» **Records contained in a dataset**
==========

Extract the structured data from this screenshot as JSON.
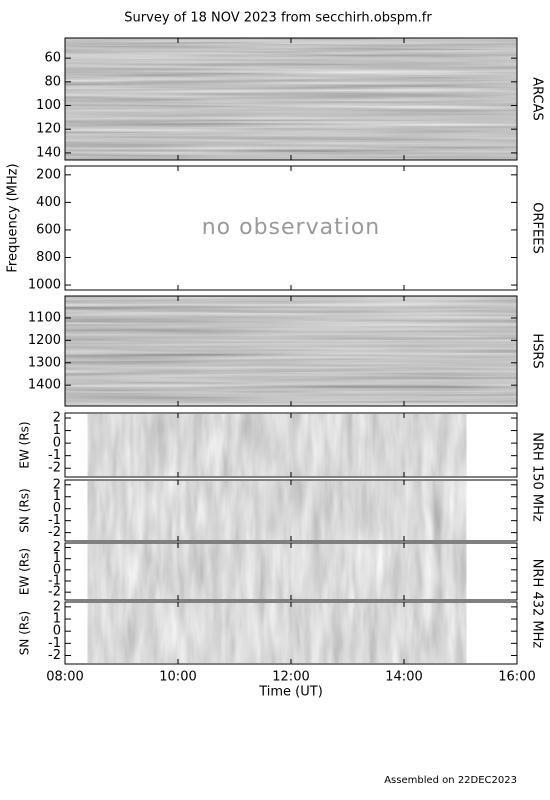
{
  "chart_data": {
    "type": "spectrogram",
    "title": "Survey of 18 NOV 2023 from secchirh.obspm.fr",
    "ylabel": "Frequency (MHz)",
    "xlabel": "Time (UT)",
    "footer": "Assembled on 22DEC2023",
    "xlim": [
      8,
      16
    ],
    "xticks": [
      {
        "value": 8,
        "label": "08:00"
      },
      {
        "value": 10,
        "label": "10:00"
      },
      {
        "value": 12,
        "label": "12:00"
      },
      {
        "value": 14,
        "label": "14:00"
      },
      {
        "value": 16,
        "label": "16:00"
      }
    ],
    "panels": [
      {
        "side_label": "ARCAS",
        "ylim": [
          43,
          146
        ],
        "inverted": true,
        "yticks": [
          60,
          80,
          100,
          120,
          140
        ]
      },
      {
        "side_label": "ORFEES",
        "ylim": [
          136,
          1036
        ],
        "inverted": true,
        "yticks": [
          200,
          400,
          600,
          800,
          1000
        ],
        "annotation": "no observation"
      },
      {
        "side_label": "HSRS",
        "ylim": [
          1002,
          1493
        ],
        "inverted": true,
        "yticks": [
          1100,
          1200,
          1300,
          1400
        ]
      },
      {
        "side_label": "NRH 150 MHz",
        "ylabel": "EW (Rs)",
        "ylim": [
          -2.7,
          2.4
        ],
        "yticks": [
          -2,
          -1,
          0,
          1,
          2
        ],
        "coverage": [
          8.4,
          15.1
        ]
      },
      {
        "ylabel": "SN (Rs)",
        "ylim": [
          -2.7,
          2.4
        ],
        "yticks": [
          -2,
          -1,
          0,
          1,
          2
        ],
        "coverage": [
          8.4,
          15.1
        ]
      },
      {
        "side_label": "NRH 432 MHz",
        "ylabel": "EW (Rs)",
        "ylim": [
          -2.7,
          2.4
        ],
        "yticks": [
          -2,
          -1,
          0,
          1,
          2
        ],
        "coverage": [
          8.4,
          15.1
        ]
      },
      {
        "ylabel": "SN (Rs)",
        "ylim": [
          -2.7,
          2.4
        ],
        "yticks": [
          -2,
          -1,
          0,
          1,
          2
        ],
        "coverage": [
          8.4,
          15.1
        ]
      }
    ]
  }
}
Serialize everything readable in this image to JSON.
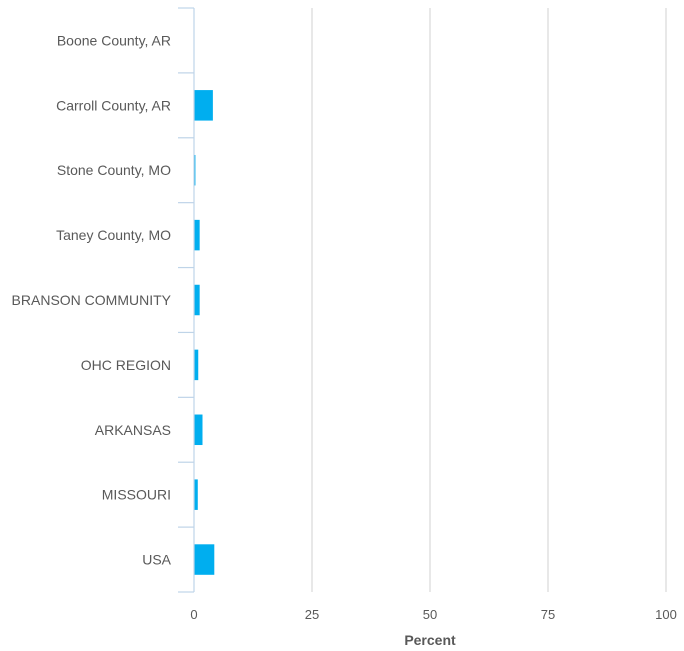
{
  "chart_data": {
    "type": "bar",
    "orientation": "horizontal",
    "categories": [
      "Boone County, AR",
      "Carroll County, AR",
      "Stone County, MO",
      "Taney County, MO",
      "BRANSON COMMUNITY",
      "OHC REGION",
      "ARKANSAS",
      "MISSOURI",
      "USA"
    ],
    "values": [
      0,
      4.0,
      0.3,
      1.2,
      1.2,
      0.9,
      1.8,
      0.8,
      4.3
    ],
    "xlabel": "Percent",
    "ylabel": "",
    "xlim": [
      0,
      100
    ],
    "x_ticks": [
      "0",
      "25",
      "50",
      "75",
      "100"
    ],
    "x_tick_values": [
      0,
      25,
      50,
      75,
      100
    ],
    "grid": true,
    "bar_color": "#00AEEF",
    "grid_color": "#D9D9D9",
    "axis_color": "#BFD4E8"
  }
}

==========

» **Exercise**
Pick out and copy the lines of the material that include the word "JSON".

» **Response to this task**
Extract the structured data from this screenshot as JSON.
Serialize everything readable in this image to JSON.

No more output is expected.